--- start Data provided ---

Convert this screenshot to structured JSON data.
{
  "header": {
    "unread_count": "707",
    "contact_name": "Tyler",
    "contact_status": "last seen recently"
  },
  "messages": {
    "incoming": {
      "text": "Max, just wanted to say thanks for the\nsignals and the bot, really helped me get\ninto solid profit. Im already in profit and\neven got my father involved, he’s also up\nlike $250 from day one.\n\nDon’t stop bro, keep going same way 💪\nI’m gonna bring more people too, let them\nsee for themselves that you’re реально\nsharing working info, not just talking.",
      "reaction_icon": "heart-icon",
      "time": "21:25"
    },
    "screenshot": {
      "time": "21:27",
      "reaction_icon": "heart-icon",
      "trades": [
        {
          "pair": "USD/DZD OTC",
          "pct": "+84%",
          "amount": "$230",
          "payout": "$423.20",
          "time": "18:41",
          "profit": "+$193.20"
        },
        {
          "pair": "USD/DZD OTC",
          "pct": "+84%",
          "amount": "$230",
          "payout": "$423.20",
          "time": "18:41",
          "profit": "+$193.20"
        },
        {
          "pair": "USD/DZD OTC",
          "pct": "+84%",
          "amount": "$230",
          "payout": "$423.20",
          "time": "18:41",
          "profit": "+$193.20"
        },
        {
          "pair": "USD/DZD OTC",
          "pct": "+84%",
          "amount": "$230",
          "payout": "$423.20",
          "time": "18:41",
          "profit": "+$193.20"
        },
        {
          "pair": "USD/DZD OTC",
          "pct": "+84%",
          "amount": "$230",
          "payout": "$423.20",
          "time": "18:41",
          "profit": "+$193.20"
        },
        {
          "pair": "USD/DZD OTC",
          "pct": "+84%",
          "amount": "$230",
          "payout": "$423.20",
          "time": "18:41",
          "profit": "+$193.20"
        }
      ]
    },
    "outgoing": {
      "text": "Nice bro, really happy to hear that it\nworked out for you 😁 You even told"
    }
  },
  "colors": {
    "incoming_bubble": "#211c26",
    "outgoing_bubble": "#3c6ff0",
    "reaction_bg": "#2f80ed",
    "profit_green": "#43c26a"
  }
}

--- end Data provided ---

» **Work to complete**
Nothing should be changed: write out all of the data as is.

» **Result of the task**
Convert this screenshot to structured JSON data.
{
  "header": {
    "unread_count": "707",
    "contact_name": "Tyler",
    "contact_status": "last seen recently"
  },
  "messages": {
    "incoming": {
      "text": "Max, just wanted to say thanks for the\nsignals and the bot, really helped me get\ninto solid profit. Im already in profit and\neven got my father involved, he’s also up\nlike $250 from day one.\n\nDon’t stop bro, keep going same way 💪\nI’m gonna bring more people too, let them\nsee for themselves that you’re реально\nsharing working info, not just talking.",
      "reaction_icon": "heart-icon",
      "time": "21:25"
    },
    "screenshot": {
      "time": "21:27",
      "reaction_icon": "heart-icon",
      "trades": [
        {
          "pair": "USD/DZD OTC",
          "pct": "+84%",
          "amount": "$230",
          "payout": "$423.20",
          "time": "18:41",
          "profit": "+$193.20"
        },
        {
          "pair": "USD/DZD OTC",
          "pct": "+84%",
          "amount": "$230",
          "payout": "$423.20",
          "time": "18:41",
          "profit": "+$193.20"
        },
        {
          "pair": "USD/DZD OTC",
          "pct": "+84%",
          "amount": "$230",
          "payout": "$423.20",
          "time": "18:41",
          "profit": "+$193.20"
        },
        {
          "pair": "USD/DZD OTC",
          "pct": "+84%",
          "amount": "$230",
          "payout": "$423.20",
          "time": "18:41",
          "profit": "+$193.20"
        },
        {
          "pair": "USD/DZD OTC",
          "pct": "+84%",
          "amount": "$230",
          "payout": "$423.20",
          "time": "18:41",
          "profit": "+$193.20"
        },
        {
          "pair": "USD/DZD OTC",
          "pct": "+84%",
          "amount": "$230",
          "payout": "$423.20",
          "time": "18:41",
          "profit": "+$193.20"
        }
      ]
    },
    "outgoing": {
      "text": "Nice bro, really happy to hear that it\nworked out for you 😁 You even told"
    }
  },
  "colors": {
    "incoming_bubble": "#211c26",
    "outgoing_bubble": "#3c6ff0",
    "reaction_bg": "#2f80ed",
    "profit_green": "#43c26a"
  }
}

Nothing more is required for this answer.